# WHAT YOU HAVE TO DO
Print the listing that follows, character for character.

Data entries

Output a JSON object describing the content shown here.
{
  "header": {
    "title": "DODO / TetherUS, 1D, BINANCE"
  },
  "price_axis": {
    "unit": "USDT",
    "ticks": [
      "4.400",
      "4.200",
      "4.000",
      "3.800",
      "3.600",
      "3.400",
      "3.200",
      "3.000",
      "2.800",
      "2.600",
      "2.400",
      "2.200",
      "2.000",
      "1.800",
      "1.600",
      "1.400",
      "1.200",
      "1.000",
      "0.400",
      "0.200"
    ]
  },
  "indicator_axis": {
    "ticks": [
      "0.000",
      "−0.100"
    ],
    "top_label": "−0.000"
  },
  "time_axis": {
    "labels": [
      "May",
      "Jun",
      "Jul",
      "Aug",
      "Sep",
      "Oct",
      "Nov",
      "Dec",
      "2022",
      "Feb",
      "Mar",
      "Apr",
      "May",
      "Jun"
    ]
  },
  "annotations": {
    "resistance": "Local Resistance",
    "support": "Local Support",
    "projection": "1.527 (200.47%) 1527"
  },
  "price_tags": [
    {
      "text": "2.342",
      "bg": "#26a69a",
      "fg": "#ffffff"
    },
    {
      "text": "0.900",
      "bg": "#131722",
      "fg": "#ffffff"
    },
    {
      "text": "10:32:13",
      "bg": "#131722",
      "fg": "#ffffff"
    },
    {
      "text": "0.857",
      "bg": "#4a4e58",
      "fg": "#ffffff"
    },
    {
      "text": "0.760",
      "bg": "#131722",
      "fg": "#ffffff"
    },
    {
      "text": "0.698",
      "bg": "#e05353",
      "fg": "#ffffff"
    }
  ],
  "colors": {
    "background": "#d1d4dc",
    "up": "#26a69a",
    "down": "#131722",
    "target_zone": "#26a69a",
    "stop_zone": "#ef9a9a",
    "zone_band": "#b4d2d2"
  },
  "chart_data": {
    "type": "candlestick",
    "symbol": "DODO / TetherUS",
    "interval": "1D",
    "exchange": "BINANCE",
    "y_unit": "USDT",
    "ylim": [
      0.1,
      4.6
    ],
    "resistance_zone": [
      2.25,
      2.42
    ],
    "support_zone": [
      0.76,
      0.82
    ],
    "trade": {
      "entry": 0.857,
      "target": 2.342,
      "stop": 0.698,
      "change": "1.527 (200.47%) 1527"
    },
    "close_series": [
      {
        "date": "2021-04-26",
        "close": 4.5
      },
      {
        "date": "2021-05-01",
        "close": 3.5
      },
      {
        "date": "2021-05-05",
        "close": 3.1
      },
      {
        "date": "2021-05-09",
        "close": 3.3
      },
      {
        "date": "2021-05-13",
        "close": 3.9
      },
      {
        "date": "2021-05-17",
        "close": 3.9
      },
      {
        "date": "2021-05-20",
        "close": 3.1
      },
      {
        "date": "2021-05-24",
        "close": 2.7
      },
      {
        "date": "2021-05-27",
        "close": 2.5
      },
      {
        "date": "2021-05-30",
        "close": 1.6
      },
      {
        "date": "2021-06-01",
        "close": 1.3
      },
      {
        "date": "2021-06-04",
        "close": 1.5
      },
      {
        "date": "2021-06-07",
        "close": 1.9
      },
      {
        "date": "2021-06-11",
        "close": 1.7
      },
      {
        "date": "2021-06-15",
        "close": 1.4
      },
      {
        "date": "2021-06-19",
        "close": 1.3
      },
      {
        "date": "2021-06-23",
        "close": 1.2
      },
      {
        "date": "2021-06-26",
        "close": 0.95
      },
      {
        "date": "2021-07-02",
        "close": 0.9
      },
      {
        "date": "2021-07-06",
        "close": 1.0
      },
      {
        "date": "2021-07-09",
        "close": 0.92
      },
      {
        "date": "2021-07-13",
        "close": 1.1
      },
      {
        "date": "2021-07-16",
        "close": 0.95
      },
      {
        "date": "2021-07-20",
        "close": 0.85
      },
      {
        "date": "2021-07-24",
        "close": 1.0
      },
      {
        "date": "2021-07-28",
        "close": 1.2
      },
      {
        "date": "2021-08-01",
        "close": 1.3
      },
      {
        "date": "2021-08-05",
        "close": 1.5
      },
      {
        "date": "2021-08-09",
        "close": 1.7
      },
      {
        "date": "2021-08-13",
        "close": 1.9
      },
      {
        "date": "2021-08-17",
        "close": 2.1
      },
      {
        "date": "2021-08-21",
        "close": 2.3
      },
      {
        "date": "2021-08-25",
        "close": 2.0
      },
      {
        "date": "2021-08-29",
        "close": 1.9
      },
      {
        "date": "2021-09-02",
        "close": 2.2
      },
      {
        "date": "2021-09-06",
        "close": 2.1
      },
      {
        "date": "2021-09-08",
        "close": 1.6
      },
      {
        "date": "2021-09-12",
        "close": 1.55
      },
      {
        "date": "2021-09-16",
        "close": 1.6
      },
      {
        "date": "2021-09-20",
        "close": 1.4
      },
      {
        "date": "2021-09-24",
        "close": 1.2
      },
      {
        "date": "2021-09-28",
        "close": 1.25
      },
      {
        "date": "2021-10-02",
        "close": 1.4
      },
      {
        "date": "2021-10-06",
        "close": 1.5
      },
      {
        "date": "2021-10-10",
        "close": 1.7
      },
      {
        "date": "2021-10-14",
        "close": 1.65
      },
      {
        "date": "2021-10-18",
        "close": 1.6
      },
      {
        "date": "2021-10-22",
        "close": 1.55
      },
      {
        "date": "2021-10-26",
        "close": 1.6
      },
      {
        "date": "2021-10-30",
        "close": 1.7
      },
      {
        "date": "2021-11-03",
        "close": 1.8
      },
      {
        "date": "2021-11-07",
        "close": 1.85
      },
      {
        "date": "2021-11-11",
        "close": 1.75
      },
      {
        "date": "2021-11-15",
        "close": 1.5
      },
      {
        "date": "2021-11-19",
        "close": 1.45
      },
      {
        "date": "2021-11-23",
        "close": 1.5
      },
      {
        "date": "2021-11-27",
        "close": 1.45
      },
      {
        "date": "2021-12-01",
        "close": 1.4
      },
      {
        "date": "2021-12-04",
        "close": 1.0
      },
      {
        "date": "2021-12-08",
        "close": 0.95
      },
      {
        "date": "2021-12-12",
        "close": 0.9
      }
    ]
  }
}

# SOLUTION
Output a JSON object describing the content shown here.
{
  "header": {
    "title": "DODO / TetherUS, 1D, BINANCE"
  },
  "price_axis": {
    "unit": "USDT",
    "ticks": [
      "4.400",
      "4.200",
      "4.000",
      "3.800",
      "3.600",
      "3.400",
      "3.200",
      "3.000",
      "2.800",
      "2.600",
      "2.400",
      "2.200",
      "2.000",
      "1.800",
      "1.600",
      "1.400",
      "1.200",
      "1.000",
      "0.400",
      "0.200"
    ]
  },
  "indicator_axis": {
    "ticks": [
      "0.000",
      "−0.100"
    ],
    "top_label": "−0.000"
  },
  "time_axis": {
    "labels": [
      "May",
      "Jun",
      "Jul",
      "Aug",
      "Sep",
      "Oct",
      "Nov",
      "Dec",
      "2022",
      "Feb",
      "Mar",
      "Apr",
      "May",
      "Jun"
    ]
  },
  "annotations": {
    "resistance": "Local Resistance",
    "support": "Local Support",
    "projection": "1.527 (200.47%) 1527"
  },
  "price_tags": [
    {
      "text": "2.342",
      "bg": "#26a69a",
      "fg": "#ffffff"
    },
    {
      "text": "0.900",
      "bg": "#131722",
      "fg": "#ffffff"
    },
    {
      "text": "10:32:13",
      "bg": "#131722",
      "fg": "#ffffff"
    },
    {
      "text": "0.857",
      "bg": "#4a4e58",
      "fg": "#ffffff"
    },
    {
      "text": "0.760",
      "bg": "#131722",
      "fg": "#ffffff"
    },
    {
      "text": "0.698",
      "bg": "#e05353",
      "fg": "#ffffff"
    }
  ],
  "colors": {
    "background": "#d1d4dc",
    "up": "#26a69a",
    "down": "#131722",
    "target_zone": "#26a69a",
    "stop_zone": "#ef9a9a",
    "zone_band": "#b4d2d2"
  },
  "chart_data": {
    "type": "candlestick",
    "symbol": "DODO / TetherUS",
    "interval": "1D",
    "exchange": "BINANCE",
    "y_unit": "USDT",
    "ylim": [
      0.1,
      4.6
    ],
    "resistance_zone": [
      2.25,
      2.42
    ],
    "support_zone": [
      0.76,
      0.82
    ],
    "trade": {
      "entry": 0.857,
      "target": 2.342,
      "stop": 0.698,
      "change": "1.527 (200.47%) 1527"
    },
    "close_series": [
      {
        "date": "2021-04-26",
        "close": 4.5
      },
      {
        "date": "2021-05-01",
        "close": 3.5
      },
      {
        "date": "2021-05-05",
        "close": 3.1
      },
      {
        "date": "2021-05-09",
        "close": 3.3
      },
      {
        "date": "2021-05-13",
        "close": 3.9
      },
      {
        "date": "2021-05-17",
        "close": 3.9
      },
      {
        "date": "2021-05-20",
        "close": 3.1
      },
      {
        "date": "2021-05-24",
        "close": 2.7
      },
      {
        "date": "2021-05-27",
        "close": 2.5
      },
      {
        "date": "2021-05-30",
        "close": 1.6
      },
      {
        "date": "2021-06-01",
        "close": 1.3
      },
      {
        "date": "2021-06-04",
        "close": 1.5
      },
      {
        "date": "2021-06-07",
        "close": 1.9
      },
      {
        "date": "2021-06-11",
        "close": 1.7
      },
      {
        "date": "2021-06-15",
        "close": 1.4
      },
      {
        "date": "2021-06-19",
        "close": 1.3
      },
      {
        "date": "2021-06-23",
        "close": 1.2
      },
      {
        "date": "2021-06-26",
        "close": 0.95
      },
      {
        "date": "2021-07-02",
        "close": 0.9
      },
      {
        "date": "2021-07-06",
        "close": 1.0
      },
      {
        "date": "2021-07-09",
        "close": 0.92
      },
      {
        "date": "2021-07-13",
        "close": 1.1
      },
      {
        "date": "2021-07-16",
        "close": 0.95
      },
      {
        "date": "2021-07-20",
        "close": 0.85
      },
      {
        "date": "2021-07-24",
        "close": 1.0
      },
      {
        "date": "2021-07-28",
        "close": 1.2
      },
      {
        "date": "2021-08-01",
        "close": 1.3
      },
      {
        "date": "2021-08-05",
        "close": 1.5
      },
      {
        "date": "2021-08-09",
        "close": 1.7
      },
      {
        "date": "2021-08-13",
        "close": 1.9
      },
      {
        "date": "2021-08-17",
        "close": 2.1
      },
      {
        "date": "2021-08-21",
        "close": 2.3
      },
      {
        "date": "2021-08-25",
        "close": 2.0
      },
      {
        "date": "2021-08-29",
        "close": 1.9
      },
      {
        "date": "2021-09-02",
        "close": 2.2
      },
      {
        "date": "2021-09-06",
        "close": 2.1
      },
      {
        "date": "2021-09-08",
        "close": 1.6
      },
      {
        "date": "2021-09-12",
        "close": 1.55
      },
      {
        "date": "2021-09-16",
        "close": 1.6
      },
      {
        "date": "2021-09-20",
        "close": 1.4
      },
      {
        "date": "2021-09-24",
        "close": 1.2
      },
      {
        "date": "2021-09-28",
        "close": 1.25
      },
      {
        "date": "2021-10-02",
        "close": 1.4
      },
      {
        "date": "2021-10-06",
        "close": 1.5
      },
      {
        "date": "2021-10-10",
        "close": 1.7
      },
      {
        "date": "2021-10-14",
        "close": 1.65
      },
      {
        "date": "2021-10-18",
        "close": 1.6
      },
      {
        "date": "2021-10-22",
        "close": 1.55
      },
      {
        "date": "2021-10-26",
        "close": 1.6
      },
      {
        "date": "2021-10-30",
        "close": 1.7
      },
      {
        "date": "2021-11-03",
        "close": 1.8
      },
      {
        "date": "2021-11-07",
        "close": 1.85
      },
      {
        "date": "2021-11-11",
        "close": 1.75
      },
      {
        "date": "2021-11-15",
        "close": 1.5
      },
      {
        "date": "2021-11-19",
        "close": 1.45
      },
      {
        "date": "2021-11-23",
        "close": 1.5
      },
      {
        "date": "2021-11-27",
        "close": 1.45
      },
      {
        "date": "2021-12-01",
        "close": 1.4
      },
      {
        "date": "2021-12-04",
        "close": 1.0
      },
      {
        "date": "2021-12-08",
        "close": 0.95
      },
      {
        "date": "2021-12-12",
        "close": 0.9
      }
    ]
  }
}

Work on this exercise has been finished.